INSTRUCTION ::
Find and copy each line of the records where the string "account" shows up.

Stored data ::
--- --- ---

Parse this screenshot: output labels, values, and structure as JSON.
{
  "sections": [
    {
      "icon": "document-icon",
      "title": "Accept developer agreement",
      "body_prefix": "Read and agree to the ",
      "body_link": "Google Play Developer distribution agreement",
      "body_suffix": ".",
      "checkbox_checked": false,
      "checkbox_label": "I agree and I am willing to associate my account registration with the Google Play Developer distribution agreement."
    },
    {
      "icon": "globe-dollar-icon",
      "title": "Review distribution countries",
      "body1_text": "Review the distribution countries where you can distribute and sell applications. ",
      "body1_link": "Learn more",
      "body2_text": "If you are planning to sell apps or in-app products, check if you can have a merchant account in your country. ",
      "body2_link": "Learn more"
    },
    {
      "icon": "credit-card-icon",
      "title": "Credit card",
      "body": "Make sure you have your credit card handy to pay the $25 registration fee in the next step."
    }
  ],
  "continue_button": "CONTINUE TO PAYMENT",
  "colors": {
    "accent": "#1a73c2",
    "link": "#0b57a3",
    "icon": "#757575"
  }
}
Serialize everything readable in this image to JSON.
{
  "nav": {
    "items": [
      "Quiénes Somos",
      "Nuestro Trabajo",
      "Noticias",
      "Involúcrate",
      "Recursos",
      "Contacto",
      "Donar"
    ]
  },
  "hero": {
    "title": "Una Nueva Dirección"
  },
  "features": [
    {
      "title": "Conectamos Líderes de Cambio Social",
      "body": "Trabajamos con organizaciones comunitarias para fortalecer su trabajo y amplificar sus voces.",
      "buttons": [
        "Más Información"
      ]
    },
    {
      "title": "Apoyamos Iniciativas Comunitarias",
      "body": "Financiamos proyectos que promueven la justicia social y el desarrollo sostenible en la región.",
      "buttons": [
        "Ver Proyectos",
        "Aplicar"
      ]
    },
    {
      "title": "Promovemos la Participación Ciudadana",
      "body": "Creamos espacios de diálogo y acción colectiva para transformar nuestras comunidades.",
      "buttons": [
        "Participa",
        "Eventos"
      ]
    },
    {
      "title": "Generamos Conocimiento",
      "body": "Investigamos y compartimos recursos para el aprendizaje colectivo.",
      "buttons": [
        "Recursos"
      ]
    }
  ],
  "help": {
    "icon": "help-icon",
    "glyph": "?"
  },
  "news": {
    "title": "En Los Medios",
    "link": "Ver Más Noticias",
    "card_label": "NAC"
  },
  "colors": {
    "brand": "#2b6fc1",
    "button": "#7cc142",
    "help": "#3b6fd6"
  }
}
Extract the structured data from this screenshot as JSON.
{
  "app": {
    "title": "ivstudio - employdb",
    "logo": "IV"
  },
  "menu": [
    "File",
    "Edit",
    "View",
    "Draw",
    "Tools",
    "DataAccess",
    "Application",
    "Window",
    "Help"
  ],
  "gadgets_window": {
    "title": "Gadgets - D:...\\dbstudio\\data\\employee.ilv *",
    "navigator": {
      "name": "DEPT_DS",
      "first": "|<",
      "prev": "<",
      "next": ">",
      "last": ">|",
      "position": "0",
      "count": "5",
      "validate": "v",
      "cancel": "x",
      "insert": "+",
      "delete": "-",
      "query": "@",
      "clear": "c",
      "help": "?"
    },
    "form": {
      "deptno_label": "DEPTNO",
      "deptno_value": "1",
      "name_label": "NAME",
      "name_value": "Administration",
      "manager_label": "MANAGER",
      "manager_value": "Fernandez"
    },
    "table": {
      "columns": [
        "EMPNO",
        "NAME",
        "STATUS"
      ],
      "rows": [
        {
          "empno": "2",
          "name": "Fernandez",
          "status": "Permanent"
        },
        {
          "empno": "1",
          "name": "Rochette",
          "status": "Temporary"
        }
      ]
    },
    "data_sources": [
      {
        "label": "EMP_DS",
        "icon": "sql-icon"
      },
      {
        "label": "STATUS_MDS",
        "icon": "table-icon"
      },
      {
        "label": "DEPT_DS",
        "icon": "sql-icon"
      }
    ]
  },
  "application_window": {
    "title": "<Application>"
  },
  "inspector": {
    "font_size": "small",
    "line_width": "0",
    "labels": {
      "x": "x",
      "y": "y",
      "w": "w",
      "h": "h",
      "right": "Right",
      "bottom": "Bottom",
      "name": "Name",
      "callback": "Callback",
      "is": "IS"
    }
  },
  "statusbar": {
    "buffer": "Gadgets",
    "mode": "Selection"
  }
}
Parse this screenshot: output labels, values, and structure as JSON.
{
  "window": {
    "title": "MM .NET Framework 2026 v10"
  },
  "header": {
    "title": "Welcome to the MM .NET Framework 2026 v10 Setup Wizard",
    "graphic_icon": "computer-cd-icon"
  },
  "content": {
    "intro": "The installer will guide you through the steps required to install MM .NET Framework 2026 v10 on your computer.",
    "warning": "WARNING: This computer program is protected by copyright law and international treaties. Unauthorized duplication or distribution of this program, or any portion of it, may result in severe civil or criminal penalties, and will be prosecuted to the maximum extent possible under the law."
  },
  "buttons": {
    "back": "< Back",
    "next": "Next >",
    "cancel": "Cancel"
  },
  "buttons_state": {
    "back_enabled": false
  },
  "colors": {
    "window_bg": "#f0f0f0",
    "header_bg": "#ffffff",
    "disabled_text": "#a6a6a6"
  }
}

--- --- ---

FINAL RESULT ::
      "checkbox_label": "I agree and I am willing to associate my account registration with the Google Play Developer distribution agreement."
      "body2_text": "If you are planning to sell apps or in-app products, check if you can have a merchant account in your country. ",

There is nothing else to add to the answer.